[Page layout parsing data]
=== Section Start ===

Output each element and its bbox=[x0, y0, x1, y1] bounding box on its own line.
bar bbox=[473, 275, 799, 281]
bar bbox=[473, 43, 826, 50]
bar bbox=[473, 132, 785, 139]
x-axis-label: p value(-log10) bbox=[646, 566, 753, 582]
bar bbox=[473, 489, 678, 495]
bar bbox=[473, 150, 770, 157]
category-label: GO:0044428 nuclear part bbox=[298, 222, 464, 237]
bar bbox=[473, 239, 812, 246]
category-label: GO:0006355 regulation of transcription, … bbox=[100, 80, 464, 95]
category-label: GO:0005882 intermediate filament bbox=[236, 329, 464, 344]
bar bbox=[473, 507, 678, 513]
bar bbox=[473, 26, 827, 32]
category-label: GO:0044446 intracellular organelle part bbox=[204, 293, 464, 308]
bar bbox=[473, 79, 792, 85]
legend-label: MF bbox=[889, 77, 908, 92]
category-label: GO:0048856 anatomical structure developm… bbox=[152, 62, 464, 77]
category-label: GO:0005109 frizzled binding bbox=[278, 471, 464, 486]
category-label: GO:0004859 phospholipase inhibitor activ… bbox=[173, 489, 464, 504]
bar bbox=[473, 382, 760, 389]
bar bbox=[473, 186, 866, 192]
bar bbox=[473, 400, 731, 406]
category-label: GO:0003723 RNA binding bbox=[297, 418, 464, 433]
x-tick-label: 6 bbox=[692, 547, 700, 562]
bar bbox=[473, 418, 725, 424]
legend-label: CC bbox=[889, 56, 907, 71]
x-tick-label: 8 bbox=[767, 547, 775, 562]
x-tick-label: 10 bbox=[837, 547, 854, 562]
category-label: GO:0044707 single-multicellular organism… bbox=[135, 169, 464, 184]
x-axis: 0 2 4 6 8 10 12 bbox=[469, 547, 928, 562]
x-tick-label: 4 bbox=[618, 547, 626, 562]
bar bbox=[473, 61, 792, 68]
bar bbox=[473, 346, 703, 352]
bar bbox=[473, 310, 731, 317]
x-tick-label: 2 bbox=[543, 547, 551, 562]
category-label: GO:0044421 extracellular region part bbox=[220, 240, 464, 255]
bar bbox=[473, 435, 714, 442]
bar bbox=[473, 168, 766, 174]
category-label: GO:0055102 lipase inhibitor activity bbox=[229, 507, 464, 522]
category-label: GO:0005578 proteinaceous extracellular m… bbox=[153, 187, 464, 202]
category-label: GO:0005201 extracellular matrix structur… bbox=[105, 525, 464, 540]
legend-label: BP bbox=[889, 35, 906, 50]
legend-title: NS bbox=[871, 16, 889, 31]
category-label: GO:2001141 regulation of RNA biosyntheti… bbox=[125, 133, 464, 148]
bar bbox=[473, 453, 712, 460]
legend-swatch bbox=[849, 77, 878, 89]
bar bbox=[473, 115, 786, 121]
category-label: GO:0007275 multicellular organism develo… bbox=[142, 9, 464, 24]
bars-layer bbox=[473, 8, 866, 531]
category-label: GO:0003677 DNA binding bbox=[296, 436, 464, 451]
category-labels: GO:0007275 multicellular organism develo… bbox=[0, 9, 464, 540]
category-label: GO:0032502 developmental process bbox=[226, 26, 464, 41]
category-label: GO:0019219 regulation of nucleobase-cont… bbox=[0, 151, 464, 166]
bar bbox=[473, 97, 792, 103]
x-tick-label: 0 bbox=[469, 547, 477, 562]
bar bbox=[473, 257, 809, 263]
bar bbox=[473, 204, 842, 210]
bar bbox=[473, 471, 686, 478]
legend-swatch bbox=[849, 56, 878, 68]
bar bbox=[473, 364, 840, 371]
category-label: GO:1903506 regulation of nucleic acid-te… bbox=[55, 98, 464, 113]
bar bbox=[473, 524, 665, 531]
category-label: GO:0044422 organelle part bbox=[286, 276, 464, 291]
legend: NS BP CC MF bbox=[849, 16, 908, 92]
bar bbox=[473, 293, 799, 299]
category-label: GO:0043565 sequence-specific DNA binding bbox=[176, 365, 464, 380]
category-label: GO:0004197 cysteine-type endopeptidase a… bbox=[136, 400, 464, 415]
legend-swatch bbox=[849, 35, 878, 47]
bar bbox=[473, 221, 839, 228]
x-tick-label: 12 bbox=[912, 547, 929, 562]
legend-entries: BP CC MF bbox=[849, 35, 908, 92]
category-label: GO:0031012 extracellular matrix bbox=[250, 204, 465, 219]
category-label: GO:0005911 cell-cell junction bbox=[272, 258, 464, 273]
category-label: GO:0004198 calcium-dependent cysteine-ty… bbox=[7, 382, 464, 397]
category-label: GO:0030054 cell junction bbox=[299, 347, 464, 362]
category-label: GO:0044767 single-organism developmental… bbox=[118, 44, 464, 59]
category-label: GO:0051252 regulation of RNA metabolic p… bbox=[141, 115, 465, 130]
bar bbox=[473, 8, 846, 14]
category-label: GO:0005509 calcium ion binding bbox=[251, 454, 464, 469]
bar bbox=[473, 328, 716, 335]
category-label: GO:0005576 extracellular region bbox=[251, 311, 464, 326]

=== Section End ===

> **PROBLEM TO WORK ON**
Return each full line of the entries that contains the word "matrix".

> **WRITTEN ANSWER**
category-label: GO:0005201 extracellular matrix structur… bbox=[105, 525, 464, 540]
category-label: GO:0031012 extracellular matrix bbox=[250, 204, 465, 219]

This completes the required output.